--- Start ---

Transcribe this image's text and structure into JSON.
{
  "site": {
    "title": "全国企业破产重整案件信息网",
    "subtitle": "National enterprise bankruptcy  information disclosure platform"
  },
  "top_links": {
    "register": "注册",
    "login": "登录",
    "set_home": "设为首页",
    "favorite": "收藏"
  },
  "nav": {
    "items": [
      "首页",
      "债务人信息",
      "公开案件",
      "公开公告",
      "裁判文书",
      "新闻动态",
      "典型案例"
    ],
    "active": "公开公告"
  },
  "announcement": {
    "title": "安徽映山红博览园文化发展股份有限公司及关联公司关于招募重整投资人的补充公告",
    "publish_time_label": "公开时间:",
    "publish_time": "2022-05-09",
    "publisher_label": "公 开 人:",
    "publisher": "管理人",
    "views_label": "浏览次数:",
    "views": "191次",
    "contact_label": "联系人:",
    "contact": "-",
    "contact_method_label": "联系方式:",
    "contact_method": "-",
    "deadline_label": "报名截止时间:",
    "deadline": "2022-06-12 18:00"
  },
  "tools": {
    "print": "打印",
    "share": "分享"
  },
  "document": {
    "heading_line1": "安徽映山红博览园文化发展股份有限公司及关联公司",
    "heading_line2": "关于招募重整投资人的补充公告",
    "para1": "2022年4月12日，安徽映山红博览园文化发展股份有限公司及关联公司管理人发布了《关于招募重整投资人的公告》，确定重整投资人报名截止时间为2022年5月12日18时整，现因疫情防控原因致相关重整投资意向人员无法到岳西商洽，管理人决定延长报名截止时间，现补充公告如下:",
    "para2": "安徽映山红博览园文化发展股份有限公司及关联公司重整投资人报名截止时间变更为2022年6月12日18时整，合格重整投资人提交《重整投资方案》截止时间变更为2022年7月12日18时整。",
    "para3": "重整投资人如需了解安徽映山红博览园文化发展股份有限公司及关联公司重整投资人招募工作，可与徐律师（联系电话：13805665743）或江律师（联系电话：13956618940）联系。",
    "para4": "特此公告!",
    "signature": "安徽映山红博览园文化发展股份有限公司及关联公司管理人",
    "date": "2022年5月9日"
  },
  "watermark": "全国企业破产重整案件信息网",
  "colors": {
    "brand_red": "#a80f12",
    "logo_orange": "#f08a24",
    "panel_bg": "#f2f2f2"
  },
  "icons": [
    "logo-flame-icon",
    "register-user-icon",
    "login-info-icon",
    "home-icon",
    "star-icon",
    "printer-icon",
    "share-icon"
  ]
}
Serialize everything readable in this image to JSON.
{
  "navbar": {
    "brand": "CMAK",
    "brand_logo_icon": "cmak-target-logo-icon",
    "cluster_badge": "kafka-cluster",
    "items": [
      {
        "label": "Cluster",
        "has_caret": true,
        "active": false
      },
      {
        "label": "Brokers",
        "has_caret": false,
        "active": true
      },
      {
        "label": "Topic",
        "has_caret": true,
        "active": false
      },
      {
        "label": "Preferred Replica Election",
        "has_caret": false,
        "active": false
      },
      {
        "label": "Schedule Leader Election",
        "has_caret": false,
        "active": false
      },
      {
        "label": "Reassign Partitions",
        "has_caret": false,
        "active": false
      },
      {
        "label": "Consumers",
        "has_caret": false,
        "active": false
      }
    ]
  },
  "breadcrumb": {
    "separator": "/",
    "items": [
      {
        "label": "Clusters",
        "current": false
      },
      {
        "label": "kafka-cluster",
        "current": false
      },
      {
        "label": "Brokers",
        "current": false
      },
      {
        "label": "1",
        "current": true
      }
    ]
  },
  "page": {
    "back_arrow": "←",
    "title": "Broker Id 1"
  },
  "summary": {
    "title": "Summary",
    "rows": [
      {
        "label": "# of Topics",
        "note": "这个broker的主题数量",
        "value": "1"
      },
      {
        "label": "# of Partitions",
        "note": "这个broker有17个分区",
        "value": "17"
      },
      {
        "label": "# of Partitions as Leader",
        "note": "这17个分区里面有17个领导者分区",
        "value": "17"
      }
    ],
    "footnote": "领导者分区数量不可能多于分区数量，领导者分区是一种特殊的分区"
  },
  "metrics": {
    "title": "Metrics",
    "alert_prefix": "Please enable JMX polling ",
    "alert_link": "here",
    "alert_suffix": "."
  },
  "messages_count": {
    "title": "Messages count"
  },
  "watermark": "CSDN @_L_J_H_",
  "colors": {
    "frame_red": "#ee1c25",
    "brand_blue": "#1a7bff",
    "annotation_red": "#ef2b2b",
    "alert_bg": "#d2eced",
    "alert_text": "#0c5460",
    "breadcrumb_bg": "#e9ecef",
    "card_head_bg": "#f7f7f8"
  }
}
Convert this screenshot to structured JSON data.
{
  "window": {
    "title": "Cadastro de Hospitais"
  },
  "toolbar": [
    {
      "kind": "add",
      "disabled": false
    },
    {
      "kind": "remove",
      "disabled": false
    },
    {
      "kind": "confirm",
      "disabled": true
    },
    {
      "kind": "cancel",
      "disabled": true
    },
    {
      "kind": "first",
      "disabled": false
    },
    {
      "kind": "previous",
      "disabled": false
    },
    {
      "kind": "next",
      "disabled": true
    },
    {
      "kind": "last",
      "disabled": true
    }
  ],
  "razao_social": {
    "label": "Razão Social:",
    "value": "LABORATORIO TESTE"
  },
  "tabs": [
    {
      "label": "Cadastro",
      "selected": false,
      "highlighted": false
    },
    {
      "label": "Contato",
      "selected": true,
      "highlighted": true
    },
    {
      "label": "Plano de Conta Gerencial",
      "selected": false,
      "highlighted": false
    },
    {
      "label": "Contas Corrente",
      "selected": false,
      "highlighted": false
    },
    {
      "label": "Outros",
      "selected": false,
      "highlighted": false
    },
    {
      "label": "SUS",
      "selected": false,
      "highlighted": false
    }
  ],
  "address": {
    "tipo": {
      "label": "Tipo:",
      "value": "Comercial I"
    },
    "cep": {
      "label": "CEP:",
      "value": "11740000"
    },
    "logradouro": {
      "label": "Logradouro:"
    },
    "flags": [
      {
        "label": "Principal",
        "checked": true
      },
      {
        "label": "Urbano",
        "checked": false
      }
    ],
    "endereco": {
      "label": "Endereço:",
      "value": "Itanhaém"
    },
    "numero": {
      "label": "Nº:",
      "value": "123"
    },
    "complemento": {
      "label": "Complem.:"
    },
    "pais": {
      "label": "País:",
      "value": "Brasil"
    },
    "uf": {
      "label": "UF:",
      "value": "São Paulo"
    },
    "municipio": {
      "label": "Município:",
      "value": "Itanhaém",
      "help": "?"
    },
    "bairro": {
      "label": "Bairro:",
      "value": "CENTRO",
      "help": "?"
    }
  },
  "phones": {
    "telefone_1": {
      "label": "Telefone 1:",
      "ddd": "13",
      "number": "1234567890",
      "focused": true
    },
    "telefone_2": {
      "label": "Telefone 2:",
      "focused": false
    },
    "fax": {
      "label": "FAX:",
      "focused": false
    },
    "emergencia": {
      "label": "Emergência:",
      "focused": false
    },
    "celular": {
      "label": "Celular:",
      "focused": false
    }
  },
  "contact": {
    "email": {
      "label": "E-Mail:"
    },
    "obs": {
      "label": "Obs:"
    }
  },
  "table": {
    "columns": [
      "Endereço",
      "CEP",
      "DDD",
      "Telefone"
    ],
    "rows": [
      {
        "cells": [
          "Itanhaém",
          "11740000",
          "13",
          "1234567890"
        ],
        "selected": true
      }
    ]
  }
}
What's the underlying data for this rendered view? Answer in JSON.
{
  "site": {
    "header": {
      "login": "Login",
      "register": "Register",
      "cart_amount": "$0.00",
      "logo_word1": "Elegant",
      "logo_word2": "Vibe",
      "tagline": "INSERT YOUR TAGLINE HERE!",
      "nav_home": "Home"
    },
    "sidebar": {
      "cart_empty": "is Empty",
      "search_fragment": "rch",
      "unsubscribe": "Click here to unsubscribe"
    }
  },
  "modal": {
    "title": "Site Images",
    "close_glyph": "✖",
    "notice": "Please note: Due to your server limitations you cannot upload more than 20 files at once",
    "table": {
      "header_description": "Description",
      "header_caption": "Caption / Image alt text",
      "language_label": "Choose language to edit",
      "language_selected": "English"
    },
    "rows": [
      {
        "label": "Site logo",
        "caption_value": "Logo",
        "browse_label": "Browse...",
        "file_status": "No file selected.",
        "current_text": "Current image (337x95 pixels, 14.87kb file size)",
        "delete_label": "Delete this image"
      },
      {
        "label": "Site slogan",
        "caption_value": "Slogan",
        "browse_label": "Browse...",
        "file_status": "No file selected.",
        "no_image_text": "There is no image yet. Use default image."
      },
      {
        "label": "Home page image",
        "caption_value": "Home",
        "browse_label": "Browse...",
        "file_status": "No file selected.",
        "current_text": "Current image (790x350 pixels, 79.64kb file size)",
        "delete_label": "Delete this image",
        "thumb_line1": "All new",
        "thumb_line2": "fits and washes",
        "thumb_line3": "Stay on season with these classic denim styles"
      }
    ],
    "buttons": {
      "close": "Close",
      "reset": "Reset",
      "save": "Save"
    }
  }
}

--- End ---

> _Written task_
Find all lines with "Partitions" in them and copy each one.

> _Solution for this problem_
        "label": "Reassign Partitions",
        "label": "# of Partitions",
        "label": "# of Partitions as Leader",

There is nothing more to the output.